## SOURCE PASSAGE
= = =
Seasons

   Spring comes early in Texas. On days heavy with moist, low-lying clouds the scent of new life bursts from every flower and bush. As winter surrenders to spring and the first paperwhites appear almost overnight, my head begins to rattle with the drumbeat of grief.

   Love blossomed when Leighton called on a balmy spring evening one year to arrange a first date. We were married the next April. Seventeen years later, a few days after Easter, he was diagnosed with a terminal illness. Ninety days later he died. My beloved father died in April the next year.

   Spring evokes memories of the best and worst in life. At this time of year, my heart is powerless to resist the emotions that wash through my spirit, the full range of feelings from sorrow to joy. The challenge of grief is learning to experience seasons of the heart in new ways, whatever the time of year. Life, Love, Death, Grief—the seasons of our soul.

   The seasons of nature are an integral part of God’s order in the world, “You have made the moon to mark the seasons; the sun knows its time for setting” (Psalm 104:19). Though we grumble when winter is too long, when spring is too rainy, when summer is too hot, when autumn is too cold, there is comfort in the predictability and reliability of the cycle of nature that God created to be the seasons, “Then God said, ‘Let the earth put forth vegetation: plants yielding seed and fruit trees of every kind on earth that bear fruit with the seed in it.’ And it was so. The earth brought forth vegetation: plants yielding seed of every kind and trees of every kind bearing fruit with the seed in it. And God saw that it was good” (Genesis 1:11-12).
= = =
## Page layout parsing data

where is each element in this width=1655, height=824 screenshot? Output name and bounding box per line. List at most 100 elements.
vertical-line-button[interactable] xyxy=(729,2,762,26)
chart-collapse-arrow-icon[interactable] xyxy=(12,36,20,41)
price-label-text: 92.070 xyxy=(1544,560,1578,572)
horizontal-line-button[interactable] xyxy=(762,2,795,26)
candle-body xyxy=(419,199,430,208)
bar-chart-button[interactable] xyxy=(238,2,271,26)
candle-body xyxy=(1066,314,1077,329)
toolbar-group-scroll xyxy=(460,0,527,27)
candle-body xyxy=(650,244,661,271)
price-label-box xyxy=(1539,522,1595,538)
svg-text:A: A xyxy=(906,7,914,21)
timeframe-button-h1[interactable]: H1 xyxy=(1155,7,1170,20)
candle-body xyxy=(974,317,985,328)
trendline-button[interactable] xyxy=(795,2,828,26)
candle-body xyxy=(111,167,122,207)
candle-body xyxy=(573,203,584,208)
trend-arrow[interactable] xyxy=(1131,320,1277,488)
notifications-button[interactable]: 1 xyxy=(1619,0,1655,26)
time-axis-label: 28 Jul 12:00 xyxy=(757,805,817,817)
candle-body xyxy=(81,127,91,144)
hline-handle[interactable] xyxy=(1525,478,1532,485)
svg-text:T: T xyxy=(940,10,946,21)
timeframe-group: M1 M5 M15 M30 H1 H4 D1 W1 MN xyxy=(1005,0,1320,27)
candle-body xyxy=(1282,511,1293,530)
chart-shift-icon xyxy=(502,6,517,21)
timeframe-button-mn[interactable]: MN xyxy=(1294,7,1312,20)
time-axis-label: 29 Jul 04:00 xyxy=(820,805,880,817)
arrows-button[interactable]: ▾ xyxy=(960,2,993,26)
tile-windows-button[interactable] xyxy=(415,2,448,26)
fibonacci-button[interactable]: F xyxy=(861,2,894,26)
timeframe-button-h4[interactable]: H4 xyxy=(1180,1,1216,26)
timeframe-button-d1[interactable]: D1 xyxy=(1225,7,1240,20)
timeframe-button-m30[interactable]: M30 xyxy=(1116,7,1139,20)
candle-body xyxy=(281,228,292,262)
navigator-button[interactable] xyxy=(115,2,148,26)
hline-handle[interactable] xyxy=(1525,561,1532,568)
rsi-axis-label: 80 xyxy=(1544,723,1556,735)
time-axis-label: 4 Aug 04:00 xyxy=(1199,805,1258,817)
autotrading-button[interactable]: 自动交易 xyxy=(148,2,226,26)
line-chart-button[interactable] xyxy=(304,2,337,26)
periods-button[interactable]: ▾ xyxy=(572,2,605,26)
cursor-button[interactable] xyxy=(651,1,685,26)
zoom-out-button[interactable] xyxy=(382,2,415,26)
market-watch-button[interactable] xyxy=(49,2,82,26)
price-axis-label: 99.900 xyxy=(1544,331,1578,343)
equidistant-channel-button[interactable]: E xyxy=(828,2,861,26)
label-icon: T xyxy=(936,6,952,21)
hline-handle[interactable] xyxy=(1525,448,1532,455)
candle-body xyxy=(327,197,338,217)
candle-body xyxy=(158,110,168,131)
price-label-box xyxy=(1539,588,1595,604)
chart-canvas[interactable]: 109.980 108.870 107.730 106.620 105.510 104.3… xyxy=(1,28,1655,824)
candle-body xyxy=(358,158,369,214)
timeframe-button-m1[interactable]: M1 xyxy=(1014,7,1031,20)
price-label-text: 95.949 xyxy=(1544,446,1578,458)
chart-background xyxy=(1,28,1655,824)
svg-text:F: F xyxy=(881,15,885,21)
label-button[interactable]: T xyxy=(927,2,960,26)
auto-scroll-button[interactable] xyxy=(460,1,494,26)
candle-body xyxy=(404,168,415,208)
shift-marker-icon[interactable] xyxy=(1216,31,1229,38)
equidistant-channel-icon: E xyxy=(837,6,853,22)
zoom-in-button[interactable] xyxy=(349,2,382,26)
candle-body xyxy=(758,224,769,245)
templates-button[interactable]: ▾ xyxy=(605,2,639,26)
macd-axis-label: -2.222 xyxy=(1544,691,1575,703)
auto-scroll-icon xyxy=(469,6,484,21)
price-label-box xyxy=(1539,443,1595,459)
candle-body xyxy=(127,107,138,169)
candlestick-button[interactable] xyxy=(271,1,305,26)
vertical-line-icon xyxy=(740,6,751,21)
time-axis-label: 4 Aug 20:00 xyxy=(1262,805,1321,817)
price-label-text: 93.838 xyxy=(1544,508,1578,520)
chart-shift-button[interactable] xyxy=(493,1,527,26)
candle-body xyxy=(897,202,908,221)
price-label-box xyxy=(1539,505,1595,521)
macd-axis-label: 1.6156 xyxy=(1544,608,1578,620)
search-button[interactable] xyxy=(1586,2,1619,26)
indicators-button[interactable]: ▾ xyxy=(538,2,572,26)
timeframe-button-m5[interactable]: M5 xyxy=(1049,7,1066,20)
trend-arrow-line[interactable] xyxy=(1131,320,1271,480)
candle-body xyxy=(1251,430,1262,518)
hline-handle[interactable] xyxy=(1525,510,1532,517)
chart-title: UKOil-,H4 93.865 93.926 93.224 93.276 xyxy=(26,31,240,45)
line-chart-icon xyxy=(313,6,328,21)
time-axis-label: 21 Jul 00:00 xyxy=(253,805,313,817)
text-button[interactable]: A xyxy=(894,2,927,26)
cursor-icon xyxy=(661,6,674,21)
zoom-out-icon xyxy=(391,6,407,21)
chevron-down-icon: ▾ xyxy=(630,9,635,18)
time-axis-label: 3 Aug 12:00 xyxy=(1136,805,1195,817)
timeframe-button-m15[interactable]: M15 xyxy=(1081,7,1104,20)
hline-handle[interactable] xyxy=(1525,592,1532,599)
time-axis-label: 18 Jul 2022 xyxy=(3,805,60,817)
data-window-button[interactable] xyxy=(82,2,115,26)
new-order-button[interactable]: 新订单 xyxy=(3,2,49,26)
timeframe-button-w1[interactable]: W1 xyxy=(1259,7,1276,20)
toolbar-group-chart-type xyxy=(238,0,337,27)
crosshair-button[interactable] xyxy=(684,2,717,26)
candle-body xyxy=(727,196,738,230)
= = =
## COMPLETE THE FOLLOWING
1. According to the Seasons passage, how long after his diagnosis did Leighton die?
2. Update the Seasons passage, starting at "Spring comes early" and ending at "drumbeat of grief.", with "paperwhites" replaced by "daffodils".
3. For each statement, decide whether the Seasons passage supports it: (a) The marriage took place in April. (b) The father died in the same year as Leighton. (c) The passage quotes a verse saying the moon was made to mark the seasons.

## SOLVED PROBLEMS
1. Ninety days.

2.
Spring comes early in Texas. On days heavy with moist, low-lying clouds the scent of new life bursts from every flower and bush. As winter surrenders to spring and the first daffodils appear almost overnight, my head begins to rattle with the drumbeat of grief.

3.
(a) Yes: "We were married the next April."
(b) No: "My beloved father died in April the next year."
(c) Yes: "You have made the moon to mark the seasons"